Required work —
Could you return every line of the rows below word for word, omitting the pictures?

Listings of boxed layout items
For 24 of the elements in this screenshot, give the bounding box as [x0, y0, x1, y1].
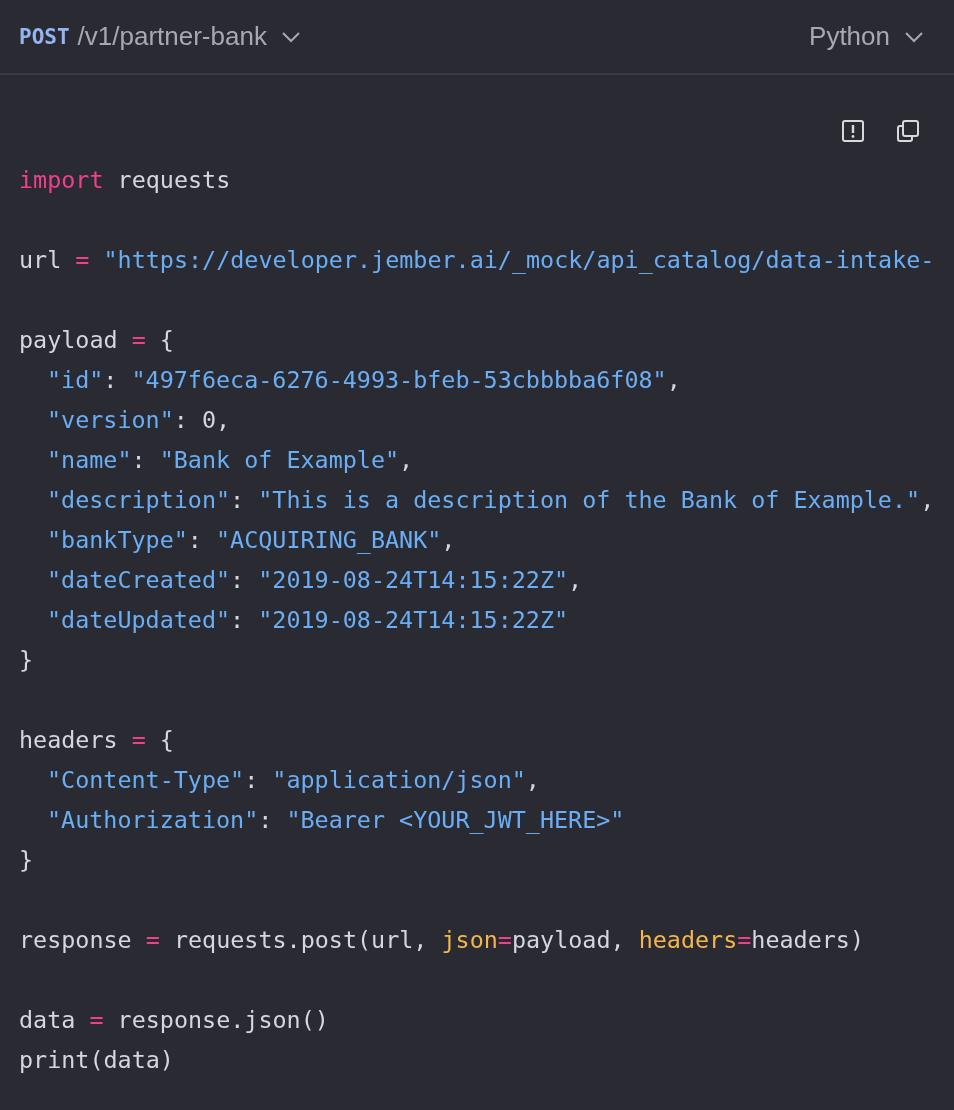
code-line: "dateUpdated": "2019-08-24T14:15:22Z": [46, 605, 569, 636]
code-line: "bankType": "ACQUIRING_BANK",: [46, 525, 456, 556]
chevron-down-icon: [904, 30, 924, 43]
code-line: payload = {: [19, 325, 174, 356]
code-line: import requests: [19, 165, 231, 196]
code-line: "description": "This is a description of the Bank of Example.",: [46, 485, 935, 516]
code-line: data = response.json(): [19, 1005, 329, 1036]
code-line: response = requests.post(url, json=payload, headers=headers): [19, 925, 865, 956]
copy-icon[interactable]: [897, 120, 919, 142]
code-line: "id": "497f6eca-6276-4993-bfeb-53cbbbba6f08",: [46, 365, 681, 396]
code-line: "version": 0,: [46, 405, 231, 436]
code-line: url = "https://developer.jember.ai/_mock/api_catalog/data-intake-: [19, 245, 935, 276]
code-line: }: [19, 645, 34, 676]
report-icon[interactable]: [842, 120, 864, 142]
code-line: "Content-Type": "application/json",: [46, 765, 540, 796]
endpoint-dropdown[interactable]: POST /v1/partner-bank: [19, 19, 301, 54]
code-line: "Authorization": "Bearer <YOUR_JWT_HERE>": [46, 805, 625, 836]
code-line: "name": "Bank of Example",: [46, 445, 414, 476]
language-dropdown[interactable]: Python: [809, 19, 924, 54]
code-line: print(data): [19, 1045, 174, 1076]
chevron-down-icon: [280, 30, 301, 43]
code-line: }: [19, 845, 34, 876]
code-line: headers = {: [19, 725, 174, 756]
code-line: "dateCreated": "2019-08-24T14:15:22Z",: [46, 565, 583, 596]
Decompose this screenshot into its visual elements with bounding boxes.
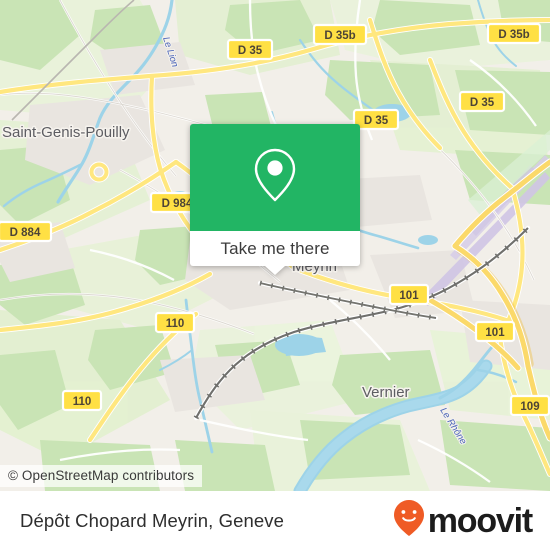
svg-text:101: 101 bbox=[399, 290, 419, 302]
svg-text:D 884: D 884 bbox=[10, 227, 41, 239]
road-shield: 110 bbox=[61, 389, 103, 412]
callout-icon-panel bbox=[190, 124, 360, 231]
callout-action-bar[interactable]: Take me there bbox=[190, 231, 360, 275]
svg-text:D 35b: D 35b bbox=[324, 30, 355, 42]
svg-text:D 35: D 35 bbox=[470, 97, 495, 109]
svg-text:D 984: D 984 bbox=[162, 198, 193, 210]
svg-text:109: 109 bbox=[520, 401, 539, 413]
svg-text:110: 110 bbox=[166, 318, 185, 330]
place-label-vernier: Vernier bbox=[362, 384, 410, 401]
road-shield: D 884 bbox=[0, 220, 53, 243]
moovit-pin-smiley-icon bbox=[392, 498, 426, 543]
road-shield: D 35 bbox=[352, 108, 400, 131]
road-shield: 101 bbox=[474, 320, 516, 343]
moovit-map-screen: Le Lion Le Rhône Saint-Genis-Pouilly Mey… bbox=[0, 0, 550, 550]
svg-text:110: 110 bbox=[73, 396, 92, 408]
osm-attribution[interactable]: © OpenStreetMap contributors bbox=[0, 465, 203, 487]
road-shield: 110 bbox=[154, 311, 196, 334]
moovit-logo[interactable]: moovit bbox=[392, 498, 533, 543]
svg-text:D 35: D 35 bbox=[238, 45, 263, 57]
road-shield: D 35b bbox=[486, 22, 542, 45]
svg-text:D 35: D 35 bbox=[364, 115, 389, 127]
map-pin-icon bbox=[250, 146, 300, 209]
road-shield: 109 bbox=[509, 394, 550, 417]
page-title: Dépôt Chopard Meyrin, Geneve bbox=[20, 509, 284, 531]
road-shield: D 35 bbox=[458, 90, 506, 113]
take-me-there-callout[interactable]: Take me there bbox=[190, 124, 360, 275]
svg-text:101: 101 bbox=[485, 327, 505, 339]
road-shield: D 35b bbox=[312, 23, 368, 46]
take-me-there-label: Take me there bbox=[220, 238, 330, 258]
svg-text:D 35b: D 35b bbox=[498, 29, 529, 41]
callout-tail bbox=[265, 266, 285, 275]
place-label-saint-genis-pouilly: Saint-Genis-Pouilly bbox=[2, 124, 130, 141]
road-shield: D 35 bbox=[226, 38, 274, 61]
moovit-wordmark: moovit bbox=[427, 501, 533, 540]
road-shield: 101 bbox=[388, 283, 430, 306]
bottom-bar: Dépôt Chopard Meyrin, Geneve moovit bbox=[0, 491, 550, 550]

The output —
For 24 of the elements in this screenshot, give the bounding box as [x0, y0, x1, y1].
code-line: "dateUpdated": "2019-08-24T14:15:22Z": [46, 605, 569, 636]
code-line: "bankType": "ACQUIRING_BANK",: [46, 525, 456, 556]
chevron-down-icon: [904, 30, 924, 43]
code-line: payload = {: [19, 325, 174, 356]
code-line: import requests: [19, 165, 231, 196]
code-line: "description": "This is a description of the Bank of Example.",: [46, 485, 935, 516]
code-line: data = response.json(): [19, 1005, 329, 1036]
code-line: response = requests.post(url, json=payload, headers=headers): [19, 925, 865, 956]
copy-icon[interactable]: [897, 120, 919, 142]
code-line: "id": "497f6eca-6276-4993-bfeb-53cbbbba6f08",: [46, 365, 681, 396]
code-line: "version": 0,: [46, 405, 231, 436]
code-line: url = "https://developer.jember.ai/_mock/api_catalog/data-intake-: [19, 245, 935, 276]
code-line: }: [19, 645, 34, 676]
report-icon[interactable]: [842, 120, 864, 142]
code-line: "Content-Type": "application/json",: [46, 765, 540, 796]
endpoint-dropdown[interactable]: POST /v1/partner-bank: [19, 19, 301, 54]
code-line: "Authorization": "Bearer <YOUR_JWT_HERE>": [46, 805, 625, 836]
code-line: "name": "Bank of Example",: [46, 445, 414, 476]
language-dropdown[interactable]: Python: [809, 19, 924, 54]
code-line: print(data): [19, 1045, 174, 1076]
chevron-down-icon: [280, 30, 301, 43]
code-line: }: [19, 845, 34, 876]
code-line: headers = {: [19, 725, 174, 756]
code-line: "dateCreated": "2019-08-24T14:15:22Z",: [46, 565, 583, 596]
Decompose this screenshot into its visual elements with bounding boxes.
svg-text:101: 101 bbox=[399, 290, 419, 302]
svg-text:D 884: D 884 bbox=[10, 227, 41, 239]
road-shield: 110 bbox=[61, 389, 103, 412]
callout-icon-panel bbox=[190, 124, 360, 231]
callout-action-bar[interactable]: Take me there bbox=[190, 231, 360, 275]
svg-text:D 35b: D 35b bbox=[324, 30, 355, 42]
svg-text:D 35: D 35 bbox=[470, 97, 495, 109]
svg-text:D 984: D 984 bbox=[162, 198, 193, 210]
svg-text:109: 109 bbox=[520, 401, 539, 413]
svg-text:110: 110 bbox=[166, 318, 185, 330]
place-label-vernier: Vernier bbox=[362, 384, 410, 401]
road-shield: D 884 bbox=[0, 220, 53, 243]
moovit-pin-smiley-icon bbox=[392, 498, 426, 543]
road-shield: D 35 bbox=[352, 108, 400, 131]
road-shield: 101 bbox=[474, 320, 516, 343]
moovit-map-screen: Le Lion Le Rhône Saint-Genis-Pouilly Mey… bbox=[0, 0, 550, 550]
svg-text:110: 110 bbox=[73, 396, 92, 408]
osm-attribution[interactable]: © OpenStreetMap contributors bbox=[0, 465, 203, 487]
road-shield: 110 bbox=[154, 311, 196, 334]
moovit-logo[interactable]: moovit bbox=[392, 498, 533, 543]
svg-text:D 35: D 35 bbox=[238, 45, 263, 57]
road-shield: D 35b bbox=[486, 22, 542, 45]
svg-text:D 35: D 35 bbox=[364, 115, 389, 127]
map-pin-icon bbox=[250, 146, 300, 209]
road-shield: 109 bbox=[509, 394, 550, 417]
page-title: Dépôt Chopard Meyrin, Geneve bbox=[20, 509, 284, 531]
road-shield: D 35 bbox=[458, 90, 506, 113]
take-me-there-callout[interactable]: Take me there bbox=[190, 124, 360, 275]
svg-text:101: 101 bbox=[485, 327, 505, 339]
road-shield: D 35b bbox=[312, 23, 368, 46]
take-me-there-label: Take me there bbox=[220, 238, 330, 258]
svg-text:D 35b: D 35b bbox=[498, 29, 529, 41]
callout-tail bbox=[265, 266, 285, 275]
place-label-saint-genis-pouilly: Saint-Genis-Pouilly bbox=[2, 124, 130, 141]
road-shield: D 35 bbox=[226, 38, 274, 61]
moovit-wordmark: moovit bbox=[427, 501, 533, 540]
road-shield: 101 bbox=[388, 283, 430, 306]
bottom-bar: Dépôt Chopard Meyrin, Geneve moovit bbox=[0, 491, 550, 550]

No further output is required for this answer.